**Brief:**
Please put the lines of the records below into a Markdown table with the columns "No." and "Line", starting at the line that contains "Point [191,743,214,757]" and ending at the line that contains "Bar [475,105,515,132]", and leave out any blank lines.

**Data entries:**
============

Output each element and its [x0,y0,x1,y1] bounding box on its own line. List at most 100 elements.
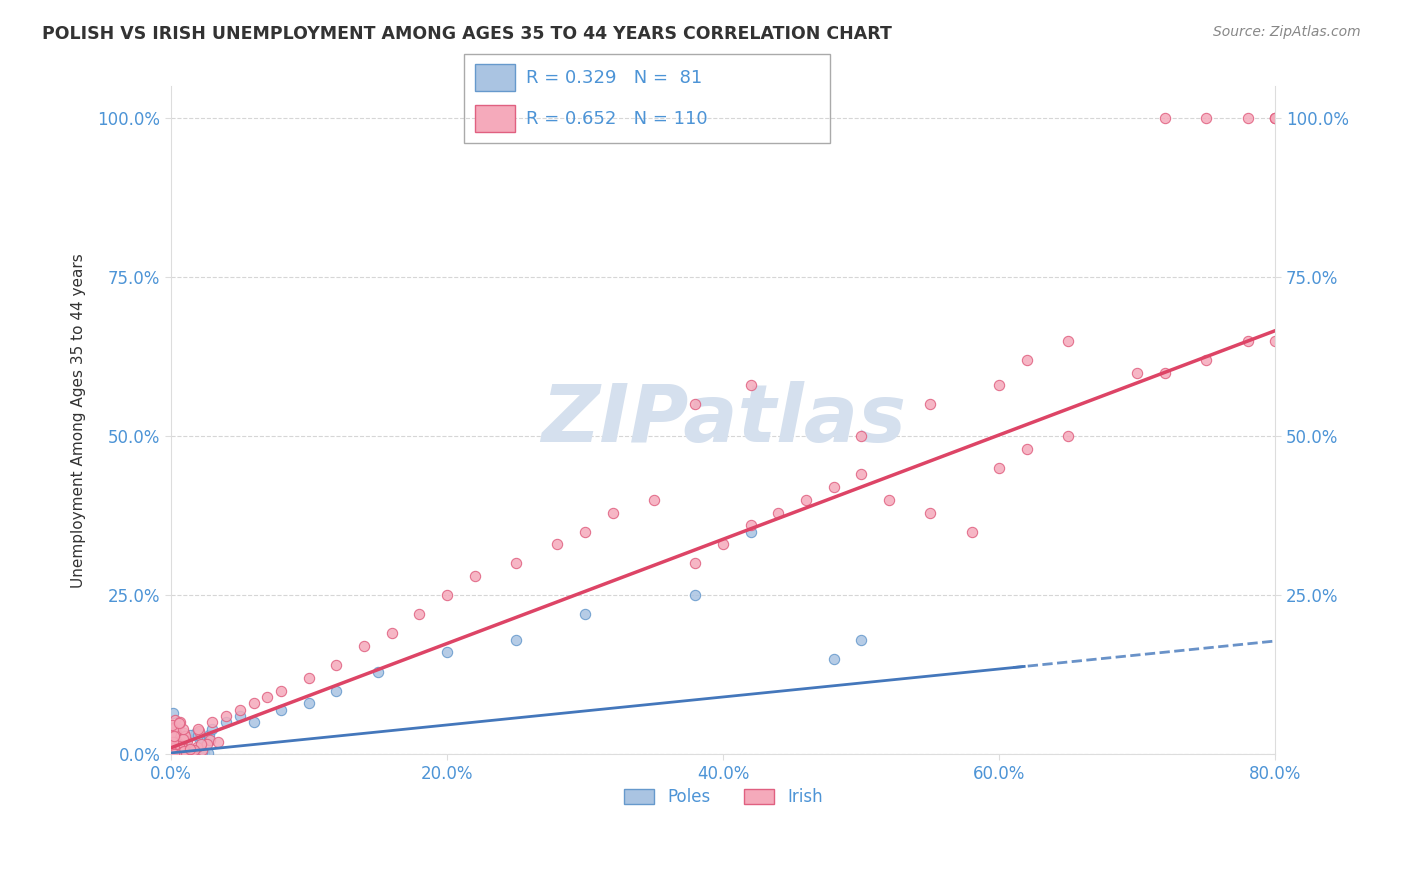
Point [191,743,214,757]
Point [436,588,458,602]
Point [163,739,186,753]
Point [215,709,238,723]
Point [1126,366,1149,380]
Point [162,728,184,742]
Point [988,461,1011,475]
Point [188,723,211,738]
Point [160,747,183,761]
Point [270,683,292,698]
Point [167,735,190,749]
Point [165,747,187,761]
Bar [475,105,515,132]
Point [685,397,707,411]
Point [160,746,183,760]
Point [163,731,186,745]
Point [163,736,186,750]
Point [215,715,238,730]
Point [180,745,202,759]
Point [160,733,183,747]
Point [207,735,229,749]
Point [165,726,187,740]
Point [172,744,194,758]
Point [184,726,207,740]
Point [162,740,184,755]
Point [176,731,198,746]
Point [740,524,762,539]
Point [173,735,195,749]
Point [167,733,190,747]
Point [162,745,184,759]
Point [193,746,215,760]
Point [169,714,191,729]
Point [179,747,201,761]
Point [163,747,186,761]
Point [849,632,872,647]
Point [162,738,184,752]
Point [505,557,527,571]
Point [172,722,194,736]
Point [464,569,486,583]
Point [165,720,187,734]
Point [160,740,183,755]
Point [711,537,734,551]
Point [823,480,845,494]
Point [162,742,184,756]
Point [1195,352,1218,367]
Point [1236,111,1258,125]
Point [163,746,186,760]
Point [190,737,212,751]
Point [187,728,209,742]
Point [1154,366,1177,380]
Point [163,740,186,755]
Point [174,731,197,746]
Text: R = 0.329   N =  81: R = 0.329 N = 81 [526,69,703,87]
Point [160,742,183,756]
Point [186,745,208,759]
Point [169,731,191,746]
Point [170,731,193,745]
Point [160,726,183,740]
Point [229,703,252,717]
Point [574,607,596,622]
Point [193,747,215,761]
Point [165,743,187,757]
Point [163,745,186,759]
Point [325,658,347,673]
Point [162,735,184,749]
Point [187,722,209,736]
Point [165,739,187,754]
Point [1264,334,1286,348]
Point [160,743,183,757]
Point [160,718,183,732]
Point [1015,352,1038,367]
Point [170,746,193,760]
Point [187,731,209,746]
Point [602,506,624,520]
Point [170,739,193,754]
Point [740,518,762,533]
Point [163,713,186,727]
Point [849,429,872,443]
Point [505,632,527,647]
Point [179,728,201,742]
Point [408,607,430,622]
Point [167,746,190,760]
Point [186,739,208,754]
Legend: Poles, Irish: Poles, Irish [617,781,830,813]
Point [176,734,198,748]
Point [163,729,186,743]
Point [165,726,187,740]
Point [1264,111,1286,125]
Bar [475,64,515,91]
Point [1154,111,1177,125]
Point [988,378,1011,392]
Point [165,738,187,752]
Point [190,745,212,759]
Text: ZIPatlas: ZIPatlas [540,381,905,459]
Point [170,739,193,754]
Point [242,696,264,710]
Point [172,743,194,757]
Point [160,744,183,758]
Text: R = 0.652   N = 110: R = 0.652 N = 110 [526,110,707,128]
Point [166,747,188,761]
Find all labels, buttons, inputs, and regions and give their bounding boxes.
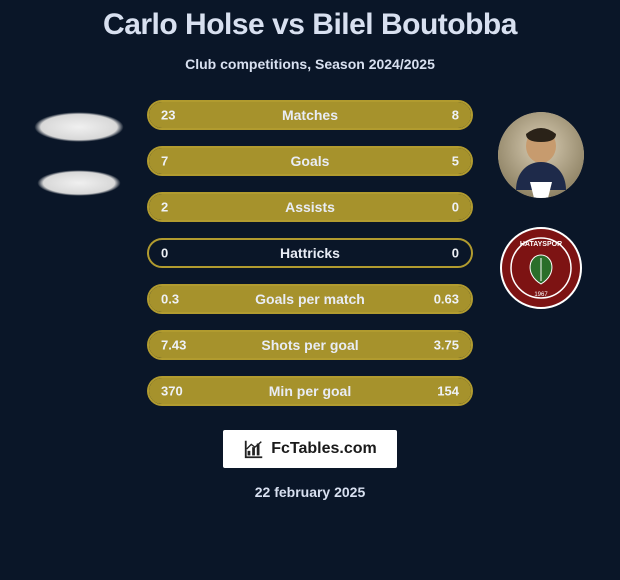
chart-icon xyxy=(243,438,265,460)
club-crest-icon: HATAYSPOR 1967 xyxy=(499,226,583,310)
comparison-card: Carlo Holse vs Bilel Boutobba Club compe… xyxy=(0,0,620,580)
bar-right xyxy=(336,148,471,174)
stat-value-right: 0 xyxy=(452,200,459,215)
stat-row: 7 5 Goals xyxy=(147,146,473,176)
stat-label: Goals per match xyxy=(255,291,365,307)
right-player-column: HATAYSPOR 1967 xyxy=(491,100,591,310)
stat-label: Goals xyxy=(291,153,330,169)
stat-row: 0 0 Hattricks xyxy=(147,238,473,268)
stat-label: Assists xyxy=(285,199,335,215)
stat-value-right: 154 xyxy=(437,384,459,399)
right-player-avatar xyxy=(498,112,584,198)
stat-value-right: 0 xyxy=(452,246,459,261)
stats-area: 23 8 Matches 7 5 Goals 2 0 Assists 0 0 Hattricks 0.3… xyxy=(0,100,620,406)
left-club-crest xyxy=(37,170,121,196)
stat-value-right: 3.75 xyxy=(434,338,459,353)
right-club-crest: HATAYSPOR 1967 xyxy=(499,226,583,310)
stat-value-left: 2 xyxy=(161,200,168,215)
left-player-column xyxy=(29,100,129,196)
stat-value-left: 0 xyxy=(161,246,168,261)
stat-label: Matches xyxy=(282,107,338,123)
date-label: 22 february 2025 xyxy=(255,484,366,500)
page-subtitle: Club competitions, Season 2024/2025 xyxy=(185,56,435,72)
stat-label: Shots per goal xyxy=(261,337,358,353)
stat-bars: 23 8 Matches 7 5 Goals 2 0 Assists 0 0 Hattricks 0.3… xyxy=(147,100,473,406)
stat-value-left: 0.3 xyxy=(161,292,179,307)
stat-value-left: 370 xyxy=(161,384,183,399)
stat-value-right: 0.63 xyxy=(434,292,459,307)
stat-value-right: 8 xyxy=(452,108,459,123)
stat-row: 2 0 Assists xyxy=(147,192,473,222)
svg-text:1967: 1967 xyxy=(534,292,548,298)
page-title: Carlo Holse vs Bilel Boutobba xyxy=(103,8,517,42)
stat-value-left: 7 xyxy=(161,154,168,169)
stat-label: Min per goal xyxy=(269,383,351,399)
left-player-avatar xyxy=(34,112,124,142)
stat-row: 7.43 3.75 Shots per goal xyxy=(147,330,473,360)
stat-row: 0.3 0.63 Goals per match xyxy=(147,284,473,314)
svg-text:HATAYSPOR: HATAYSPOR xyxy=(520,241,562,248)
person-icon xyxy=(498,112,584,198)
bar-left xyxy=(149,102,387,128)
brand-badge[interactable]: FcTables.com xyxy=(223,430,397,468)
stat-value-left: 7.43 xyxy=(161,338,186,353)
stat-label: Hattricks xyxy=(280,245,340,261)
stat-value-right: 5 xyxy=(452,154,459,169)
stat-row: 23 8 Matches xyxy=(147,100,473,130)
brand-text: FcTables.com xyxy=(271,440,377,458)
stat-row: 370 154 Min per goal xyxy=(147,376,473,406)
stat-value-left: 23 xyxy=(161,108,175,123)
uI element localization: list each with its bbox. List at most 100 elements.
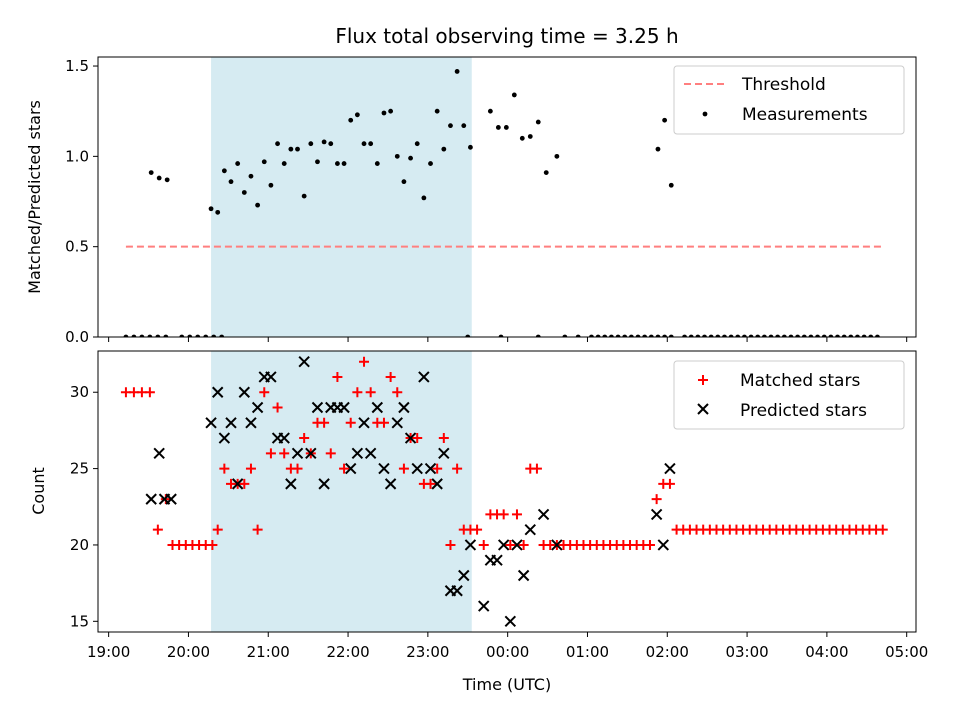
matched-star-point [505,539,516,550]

============

**Correct result:**
| No. | Line |
|---|---|
| 1 | Point [191,743,214,757] |
| 2 | Point [436,588,458,602] |
| 3 | Point [163,739,186,753] |
| 4 | Point [215,709,238,723] |
| 5 | Point [1126,366,1149,380] |
| 6 | Point [162,728,184,742] |
| 7 | Point [988,461,1011,475] |
| 8 | Point [188,723,211,738] |
| 9 | Point [160,747,183,761] |
| 10 | Point [270,683,292,698] |
| 11 | Point [167,735,190,749] |
| 12 | Point [165,747,187,761] |
| 13 | Bar [475,105,515,132] |